Dataset rows about figures

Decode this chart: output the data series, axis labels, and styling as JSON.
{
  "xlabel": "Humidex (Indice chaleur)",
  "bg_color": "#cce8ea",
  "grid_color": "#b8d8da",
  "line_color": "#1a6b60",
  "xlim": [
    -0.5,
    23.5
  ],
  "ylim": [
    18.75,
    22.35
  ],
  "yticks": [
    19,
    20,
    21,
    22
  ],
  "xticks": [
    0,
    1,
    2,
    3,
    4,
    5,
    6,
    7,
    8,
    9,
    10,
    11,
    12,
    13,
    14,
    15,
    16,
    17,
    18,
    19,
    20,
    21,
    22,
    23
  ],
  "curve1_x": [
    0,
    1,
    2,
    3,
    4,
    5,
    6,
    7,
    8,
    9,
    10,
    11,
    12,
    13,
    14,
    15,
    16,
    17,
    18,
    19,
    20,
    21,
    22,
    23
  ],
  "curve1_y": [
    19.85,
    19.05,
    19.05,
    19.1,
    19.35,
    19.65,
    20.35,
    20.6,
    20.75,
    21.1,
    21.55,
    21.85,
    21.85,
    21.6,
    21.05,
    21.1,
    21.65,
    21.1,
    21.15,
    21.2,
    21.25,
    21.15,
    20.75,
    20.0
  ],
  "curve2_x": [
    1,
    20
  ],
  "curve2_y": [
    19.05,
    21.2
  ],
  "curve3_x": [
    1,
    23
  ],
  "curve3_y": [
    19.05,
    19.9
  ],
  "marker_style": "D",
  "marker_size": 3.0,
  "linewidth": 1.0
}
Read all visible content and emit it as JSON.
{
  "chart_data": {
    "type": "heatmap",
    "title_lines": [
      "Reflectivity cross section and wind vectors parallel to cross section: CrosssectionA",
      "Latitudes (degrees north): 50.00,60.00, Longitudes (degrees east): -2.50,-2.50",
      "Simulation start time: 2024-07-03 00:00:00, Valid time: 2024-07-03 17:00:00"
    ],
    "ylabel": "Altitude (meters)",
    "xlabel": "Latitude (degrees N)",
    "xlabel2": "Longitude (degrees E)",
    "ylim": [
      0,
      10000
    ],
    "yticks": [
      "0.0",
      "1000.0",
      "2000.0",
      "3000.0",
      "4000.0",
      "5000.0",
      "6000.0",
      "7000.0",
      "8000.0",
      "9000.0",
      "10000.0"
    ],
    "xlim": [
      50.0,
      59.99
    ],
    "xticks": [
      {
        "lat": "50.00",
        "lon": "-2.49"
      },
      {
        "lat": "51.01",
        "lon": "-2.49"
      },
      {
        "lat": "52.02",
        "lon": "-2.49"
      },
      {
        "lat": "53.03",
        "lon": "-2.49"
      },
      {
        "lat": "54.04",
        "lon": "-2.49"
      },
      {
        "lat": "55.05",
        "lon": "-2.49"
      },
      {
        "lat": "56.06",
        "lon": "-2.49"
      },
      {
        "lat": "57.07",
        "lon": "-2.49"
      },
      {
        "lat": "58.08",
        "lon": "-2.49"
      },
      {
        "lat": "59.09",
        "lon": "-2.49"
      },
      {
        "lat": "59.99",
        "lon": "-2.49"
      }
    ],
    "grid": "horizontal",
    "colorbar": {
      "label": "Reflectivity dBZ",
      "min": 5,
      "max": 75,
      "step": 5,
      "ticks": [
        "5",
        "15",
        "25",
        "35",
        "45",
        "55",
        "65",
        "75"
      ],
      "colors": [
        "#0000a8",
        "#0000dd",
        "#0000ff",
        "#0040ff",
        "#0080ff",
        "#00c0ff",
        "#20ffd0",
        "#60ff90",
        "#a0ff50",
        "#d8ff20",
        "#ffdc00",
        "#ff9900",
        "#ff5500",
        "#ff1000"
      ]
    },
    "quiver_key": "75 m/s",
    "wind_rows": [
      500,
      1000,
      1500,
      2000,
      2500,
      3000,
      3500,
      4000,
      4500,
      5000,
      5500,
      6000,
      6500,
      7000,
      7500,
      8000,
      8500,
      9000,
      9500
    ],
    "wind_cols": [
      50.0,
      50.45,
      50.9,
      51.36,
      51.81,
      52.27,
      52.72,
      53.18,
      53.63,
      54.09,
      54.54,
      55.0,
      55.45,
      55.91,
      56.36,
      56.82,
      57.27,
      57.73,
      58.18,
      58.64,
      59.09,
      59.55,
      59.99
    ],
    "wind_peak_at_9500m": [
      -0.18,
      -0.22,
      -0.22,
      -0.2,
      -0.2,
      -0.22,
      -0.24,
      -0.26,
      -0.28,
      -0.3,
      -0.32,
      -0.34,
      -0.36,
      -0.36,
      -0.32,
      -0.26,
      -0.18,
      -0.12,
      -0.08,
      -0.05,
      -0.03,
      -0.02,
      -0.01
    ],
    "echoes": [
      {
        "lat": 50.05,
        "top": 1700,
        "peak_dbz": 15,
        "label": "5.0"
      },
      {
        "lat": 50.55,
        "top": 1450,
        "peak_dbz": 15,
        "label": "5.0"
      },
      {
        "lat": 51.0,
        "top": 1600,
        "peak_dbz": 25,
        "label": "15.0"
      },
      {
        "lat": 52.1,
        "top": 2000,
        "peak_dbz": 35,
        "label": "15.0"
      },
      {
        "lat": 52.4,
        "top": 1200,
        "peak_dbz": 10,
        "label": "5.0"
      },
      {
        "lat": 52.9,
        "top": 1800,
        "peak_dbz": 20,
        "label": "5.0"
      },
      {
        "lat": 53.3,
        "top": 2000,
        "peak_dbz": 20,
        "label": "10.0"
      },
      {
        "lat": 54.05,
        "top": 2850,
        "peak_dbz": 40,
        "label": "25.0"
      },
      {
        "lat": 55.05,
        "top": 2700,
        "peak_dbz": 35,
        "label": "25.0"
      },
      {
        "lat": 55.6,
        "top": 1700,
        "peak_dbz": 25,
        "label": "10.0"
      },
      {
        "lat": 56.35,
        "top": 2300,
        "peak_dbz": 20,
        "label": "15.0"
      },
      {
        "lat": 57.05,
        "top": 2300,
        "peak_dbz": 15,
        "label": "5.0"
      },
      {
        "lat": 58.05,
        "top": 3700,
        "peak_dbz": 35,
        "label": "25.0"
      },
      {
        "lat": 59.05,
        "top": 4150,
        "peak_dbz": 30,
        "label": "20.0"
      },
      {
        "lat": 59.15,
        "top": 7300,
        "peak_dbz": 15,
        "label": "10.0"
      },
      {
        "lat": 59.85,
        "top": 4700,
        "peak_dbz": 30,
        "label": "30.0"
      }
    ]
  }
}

#### Work to be completed:
Recopy the whole listing exactly.

#### Answer for this exercise:
Decode this chart: output the data series, axis labels, and styling as JSON.
{
  "xlabel": "Humidex (Indice chaleur)",
  "bg_color": "#cce8ea",
  "grid_color": "#b8d8da",
  "line_color": "#1a6b60",
  "xlim": [
    -0.5,
    23.5
  ],
  "ylim": [
    18.75,
    22.35
  ],
  "yticks": [
    19,
    20,
    21,
    22
  ],
  "xticks": [
    0,
    1,
    2,
    3,
    4,
    5,
    6,
    7,
    8,
    9,
    10,
    11,
    12,
    13,
    14,
    15,
    16,
    17,
    18,
    19,
    20,
    21,
    22,
    23
  ],
  "curve1_x": [
    0,
    1,
    2,
    3,
    4,
    5,
    6,
    7,
    8,
    9,
    10,
    11,
    12,
    13,
    14,
    15,
    16,
    17,
    18,
    19,
    20,
    21,
    22,
    23
  ],
  "curve1_y": [
    19.85,
    19.05,
    19.05,
    19.1,
    19.35,
    19.65,
    20.35,
    20.6,
    20.75,
    21.1,
    21.55,
    21.85,
    21.85,
    21.6,
    21.05,
    21.1,
    21.65,
    21.1,
    21.15,
    21.2,
    21.25,
    21.15,
    20.75,
    20.0
  ],
  "curve2_x": [
    1,
    20
  ],
  "curve2_y": [
    19.05,
    21.2
  ],
  "curve3_x": [
    1,
    23
  ],
  "curve3_y": [
    19.05,
    19.9
  ],
  "marker_style": "D",
  "marker_size": 3.0,
  "linewidth": 1.0
}
Read all visible content and emit it as JSON.
{
  "chart_data": {
    "type": "heatmap",
    "title_lines": [
      "Reflectivity cross section and wind vectors parallel to cross section: CrosssectionA",
      "Latitudes (degrees north): 50.00,60.00, Longitudes (degrees east): -2.50,-2.50",
      "Simulation start time: 2024-07-03 00:00:00, Valid time: 2024-07-03 17:00:00"
    ],
    "ylabel": "Altitude (meters)",
    "xlabel": "Latitude (degrees N)",
    "xlabel2": "Longitude (degrees E)",
    "ylim": [
      0,
      10000
    ],
    "yticks": [
      "0.0",
      "1000.0",
      "2000.0",
      "3000.0",
      "4000.0",
      "5000.0",
      "6000.0",
      "7000.0",
      "8000.0",
      "9000.0",
      "10000.0"
    ],
    "xlim": [
      50.0,
      59.99
    ],
    "xticks": [
      {
        "lat": "50.00",
        "lon": "-2.49"
      },
      {
        "lat": "51.01",
        "lon": "-2.49"
      },
      {
        "lat": "52.02",
        "lon": "-2.49"
      },
      {
        "lat": "53.03",
        "lon": "-2.49"
      },
      {
        "lat": "54.04",
        "lon": "-2.49"
      },
      {
        "lat": "55.05",
        "lon": "-2.49"
      },
      {
        "lat": "56.06",
        "lon": "-2.49"
      },
      {
        "lat": "57.07",
        "lon": "-2.49"
      },
      {
        "lat": "58.08",
        "lon": "-2.49"
      },
      {
        "lat": "59.09",
        "lon": "-2.49"
      },
      {
        "lat": "59.99",
        "lon": "-2.49"
      }
    ],
    "grid": "horizontal",
    "colorbar": {
      "label": "Reflectivity dBZ",
      "min": 5,
      "max": 75,
      "step": 5,
      "ticks": [
        "5",
        "15",
        "25",
        "35",
        "45",
        "55",
        "65",
        "75"
      ],
      "colors": [
        "#0000a8",
        "#0000dd",
        "#0000ff",
        "#0040ff",
        "#0080ff",
        "#00c0ff",
        "#20ffd0",
        "#60ff90",
        "#a0ff50",
        "#d8ff20",
        "#ffdc00",
        "#ff9900",
        "#ff5500",
        "#ff1000"
      ]
    },
    "quiver_key": "75 m/s",
    "wind_rows": [
      500,
      1000,
      1500,
      2000,
      2500,
      3000,
      3500,
      4000,
      4500,
      5000,
      5500,
      6000,
      6500,
      7000,
      7500,
      8000,
      8500,
      9000,
      9500
    ],
    "wind_cols": [
      50.0,
      50.45,
      50.9,
      51.36,
      51.81,
      52.27,
      52.72,
      53.18,
      53.63,
      54.09,
      54.54,
      55.0,
      55.45,
      55.91,
      56.36,
      56.82,
      57.27,
      57.73,
      58.18,
      58.64,
      59.09,
      59.55,
      59.99
    ],
    "wind_peak_at_9500m": [
      -0.18,
      -0.22,
      -0.22,
      -0.2,
      -0.2,
      -0.22,
      -0.24,
      -0.26,
      -0.28,
      -0.3,
      -0.32,
      -0.34,
      -0.36,
      -0.36,
      -0.32,
      -0.26,
      -0.18,
      -0.12,
      -0.08,
      -0.05,
      -0.03,
      -0.02,
      -0.01
    ],
    "echoes": [
      {
        "lat": 50.05,
        "top": 1700,
        "peak_dbz": 15,
        "label": "5.0"
      },
      {
        "lat": 50.55,
        "top": 1450,
        "peak_dbz": 15,
        "label": "5.0"
      },
      {
        "lat": 51.0,
        "top": 1600,
        "peak_dbz": 25,
        "label": "15.0"
      },
      {
        "lat": 52.1,
        "top": 2000,
        "peak_dbz": 35,
        "label": "15.0"
      },
      {
        "lat": 52.4,
        "top": 1200,
        "peak_dbz": 10,
        "label": "5.0"
      },
      {
        "lat": 52.9,
        "top": 1800,
        "peak_dbz": 20,
        "label": "5.0"
      },
      {
        "lat": 53.3,
        "top": 2000,
        "peak_dbz": 20,
        "label": "10.0"
      },
      {
        "lat": 54.05,
        "top": 2850,
        "peak_dbz": 40,
        "label": "25.0"
      },
      {
        "lat": 55.05,
        "top": 2700,
        "peak_dbz": 35,
        "label": "25.0"
      },
      {
        "lat": 55.6,
        "top": 1700,
        "peak_dbz": 25,
        "label": "10.0"
      },
      {
        "lat": 56.35,
        "top": 2300,
        "peak_dbz": 20,
        "label": "15.0"
      },
      {
        "lat": 57.05,
        "top": 2300,
        "peak_dbz": 15,
        "label": "5.0"
      },
      {
        "lat": 58.05,
        "top": 3700,
        "peak_dbz": 35,
        "label": "25.0"
      },
      {
        "lat": 59.05,
        "top": 4150,
        "peak_dbz": 30,
        "label": "20.0"
      },
      {
        "lat": 59.15,
        "top": 7300,
        "peak_dbz": 15,
        "label": "10.0"
      },
      {
        "lat": 59.85,
        "top": 4700,
        "peak_dbz": 30,
        "label": "30.0"
      }
    ]
  }
}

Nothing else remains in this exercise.